#### DATA TO USE

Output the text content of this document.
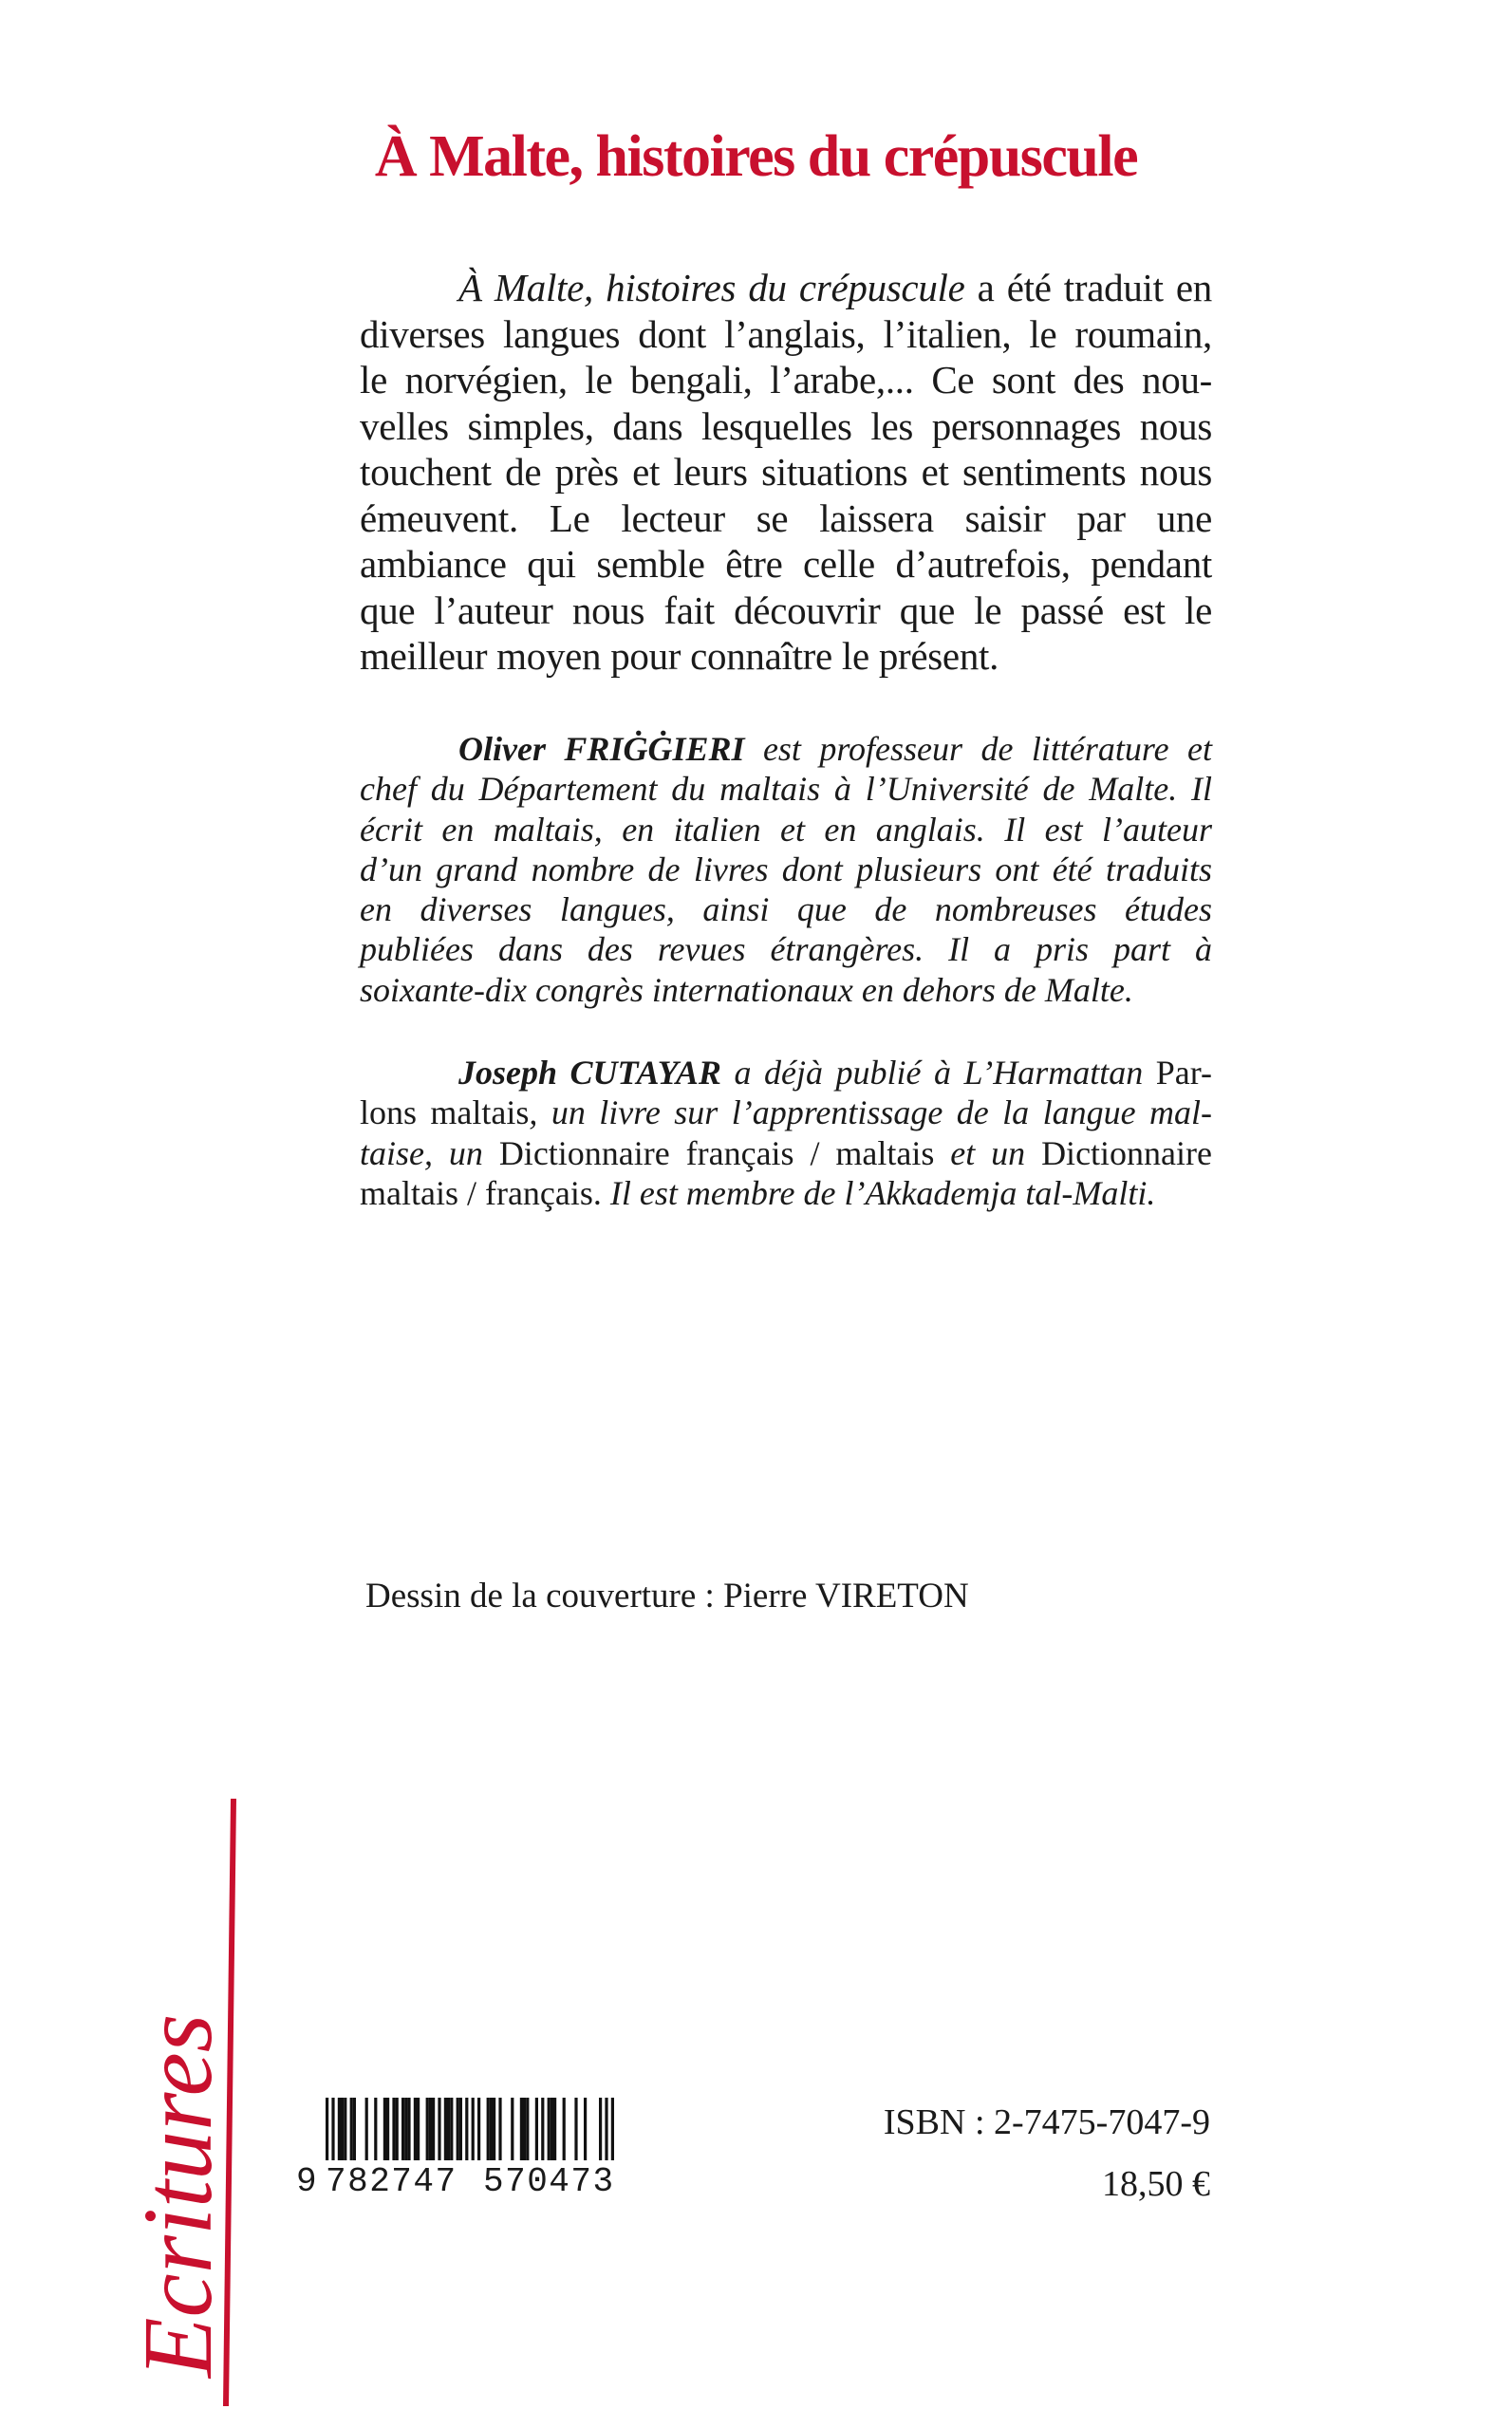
À Malte, histoires du crépuscule
À Malte, histoires du crépuscule a été traduit en
diverses langues dont l’anglais, l’italien, le roumain,
le norvégien, le bengali, l’arabe,... Ce sont des nou-
velles simples, dans lesquelles les personnages nous
touchent de près et leurs situations et sentiments nous
émeuvent. Le lecteur se laissera saisir par une
ambiance qui semble être celle d’autrefois, pendant
que l’auteur nous fait découvrir que le passé est le
meilleur moyen pour connaître le présent.
Oliver FRIĠĠIERI est professeur de littérature et
chef du Département du maltais à l’Université de Malte. Il
écrit en maltais, en italien et en anglais. Il est l’auteur
d’un grand nombre de livres dont plusieurs ont été traduits
en diverses langues, ainsi que de nombreuses études
publiées dans des revues étrangères. Il a pris part à
soixante-dix congrès internationaux en dehors de Malte.
Joseph CUTAYAR a déjà publié à L’Harmattan Par-
lons maltais, un livre sur l’apprentissage de la langue mal-
taise, un Dictionnaire français / maltais et un Dictionnaire
maltais / français. Il est membre de l’Akkademja tal-Malti.
Dessin de la couverture : Pierre VIRETON
Ecritures 9 782747 570473
ISBN : 2-7475-7047-9
18,50 €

########

# SET TASK
With the pictures omitted, reproduce the records in full and exactly.

# COMPLETE ANSWER
Output the text content of this document.
À Malte, histoires du crépuscule
À Malte, histoires du crépuscule a été traduit en
diverses langues dont l’anglais, l’italien, le roumain,
le norvégien, le bengali, l’arabe,... Ce sont des nou-
velles simples, dans lesquelles les personnages nous
touchent de près et leurs situations et sentiments nous
émeuvent. Le lecteur se laissera saisir par une
ambiance qui semble être celle d’autrefois, pendant
que l’auteur nous fait découvrir que le passé est le
meilleur moyen pour connaître le présent.
Oliver FRIĠĠIERI est professeur de littérature et
chef du Département du maltais à l’Université de Malte. Il
écrit en maltais, en italien et en anglais. Il est l’auteur
d’un grand nombre de livres dont plusieurs ont été traduits
en diverses langues, ainsi que de nombreuses études
publiées dans des revues étrangères. Il a pris part à
soixante-dix congrès internationaux en dehors de Malte.
Joseph CUTAYAR a déjà publié à L’Harmattan Par-
lons maltais, un livre sur l’apprentissage de la langue mal-
taise, un Dictionnaire français / maltais et un Dictionnaire
maltais / français. Il est membre de l’Akkademja tal-Malti.
Dessin de la couverture : Pierre VIRETON
Ecritures 9 782747 570473
ISBN : 2-7475-7047-9
18,50 €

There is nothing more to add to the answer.